Instructions to follow: Copy the full page on the Search Boost search engine word for word.

Text to read:
Search Engine
Starting with version 5.0 Search Boost comes with own indexing engine based on the popular Lucene library. For the past few releases we had to do a number of hacks to DNN Search in order to support to various features requested by our clients. This has finally determined us to take full control and eliminate DNN Search components completely.
Limitations with DNN Search Engine
Here are the main limitations we encountered with DNN search and how Search Boost fixed them before and after version 5.0:
- DNN in Memory Indexing will cause servers to run out of memory
DNN indexes content in memory and writes it in the database when it completes all the indexing for a portal. This means that when there’s a lot of content the server will run out of memory preventing the indexing from completing so search will be severely damages. This happens especially with the document search because people that wish to allow search within documents usually have lots of documents that contain lot of valuable content.
Search Boost fixes this in version 5.0 by streaming results to the Lucene Storage, so they don’t pile up in memory.
- DNN has no algorithm/logic to differentially index content
Simply put, DNN expects all the content to be indexed every time the indexer runs (every 30 minutes or so) even if the content didn’t change. This obviously is a lot of waste on the server resources.
Search Boost fixes this for documents by indexing only documents that have changed or that are new. This makes it extremely fast. We’re still looking for solutions to differentially index modules as well. Because of the DNN mechanism all modules that are searchable have followed the same poor principle and will always return all results. The solutions will consist of hashing the content and comparing the hash codes. This will be included in a future release.

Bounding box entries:
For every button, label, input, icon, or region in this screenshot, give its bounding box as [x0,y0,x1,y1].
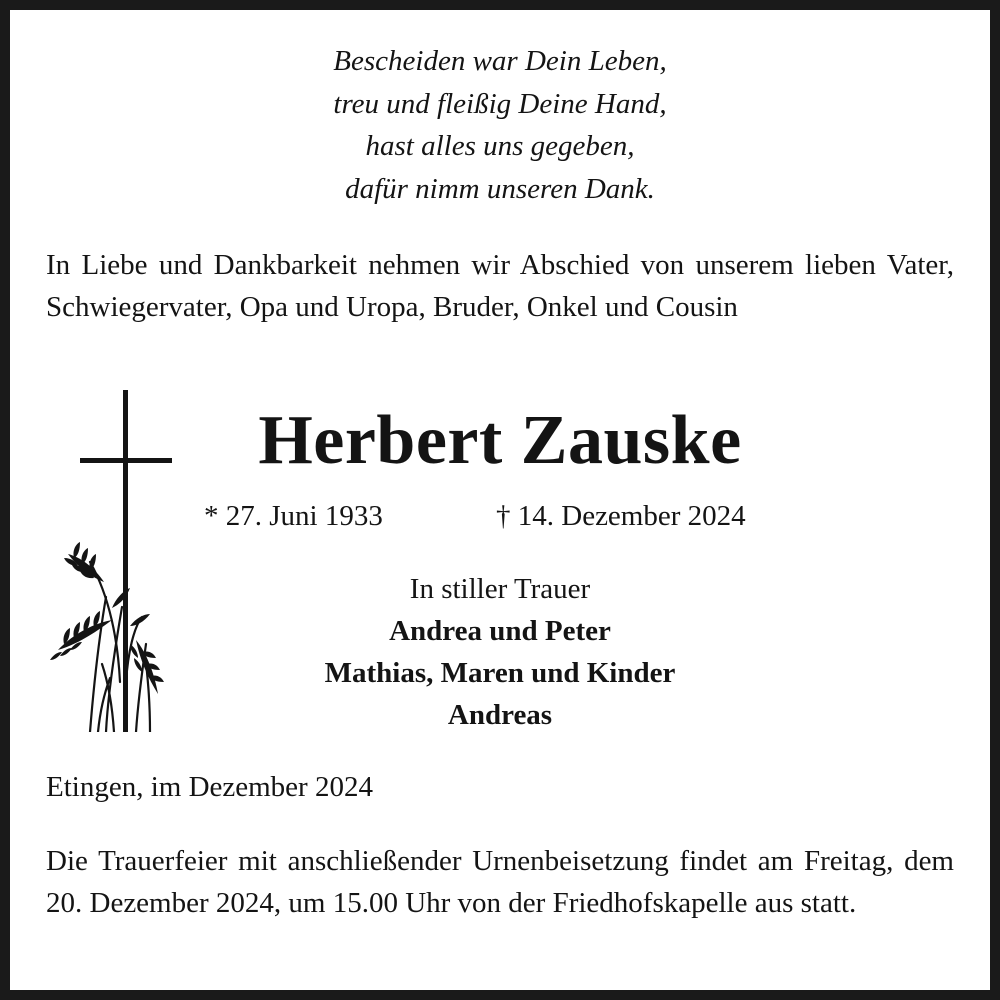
poem-line: treu und fleißig Deine Hand, [333,87,667,120]
poem-line: hast alles uns gegeben, [365,130,635,162]
mourner-names: Andreas [447,699,553,731]
memorial-poem [10,40,990,210]
ceremony-info: Die Trauerfeier mit anschließender Urnenbeisetzung findet am Freitag, dem 20. Dezember 2024, um 15.00 Uhr von der Friedhofskapelle aus statt. [46,845,954,919]
place-and-date: Etingen, im Dezember 2024 [46,771,373,803]
mourners-block [10,568,990,736]
poem-line: Bescheiden war Dein Leben, [333,45,667,77]
mourning-lead: In stiller Trauer [409,573,591,605]
mourner-names: Andrea und Peter [389,615,611,647]
birth-date: * 27. Juni 1933 [204,500,383,532]
mourner-names: Mathias, Maren und Kinder [324,657,676,689]
poem-line: dafür nimm unseren Dank. [345,172,655,205]
death-date: † 14. Dezember 2024 [496,500,746,532]
farewell-text: In Liebe und Dankbarkeit nehmen wir Abschied von unserem lieben Vater, Schwiegervater, Opa und Uropa, Bruder, Onkel und Cousin [46,249,954,323]
deceased-name: Herbert Zauske [258,402,742,479]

Exercise response:
Search Engine
Starting with version 5.0 Search Boost comes with own indexing engine based on the popular Lucene library. For the past few releases we had to do a number of hacks to DNN Search in order to support to various features requested by our clients. This has finally determined us to take full control and eliminate DNN Search components completely.
Limitations with DNN Search Engine
Here are the main limitations we encountered with DNN search and how Search Boost fixed them before and after version 5.0:
- DNN in Memory Indexing will cause servers to run out of memory
DNN indexes content in memory and writes it in the database when it completes all the indexing for a portal. This means that when there’s a lot of content the server will run out of memory preventing the indexing from completing so search will be severely damages. This happens especially with the document search because people that wish to allow search within documents usually have lots of documents that contain lot of valuable content.
Search Boost fixes this in version 5.0 by streaming results to the Lucene Storage, so they don’t pile up in memory.
- DNN has no algorithm/logic to differentially index content
Simply put, DNN expects all the content to be indexed every time the indexer runs (every 30 minutes or so) even if the content didn’t change. This obviously is a lot of waste on the server resources.
Search Boost fixes this for documents by indexing only documents that have changed or that are new. This makes it extremely fast. We’re still looking for solutions to differentially index modules as well. Because of the DNN mechanism all modules that are searchable have followed the same poor principle and will always return all results. The solutions will consist of hashing the content and comparing the hash codes. This will be included in a future release.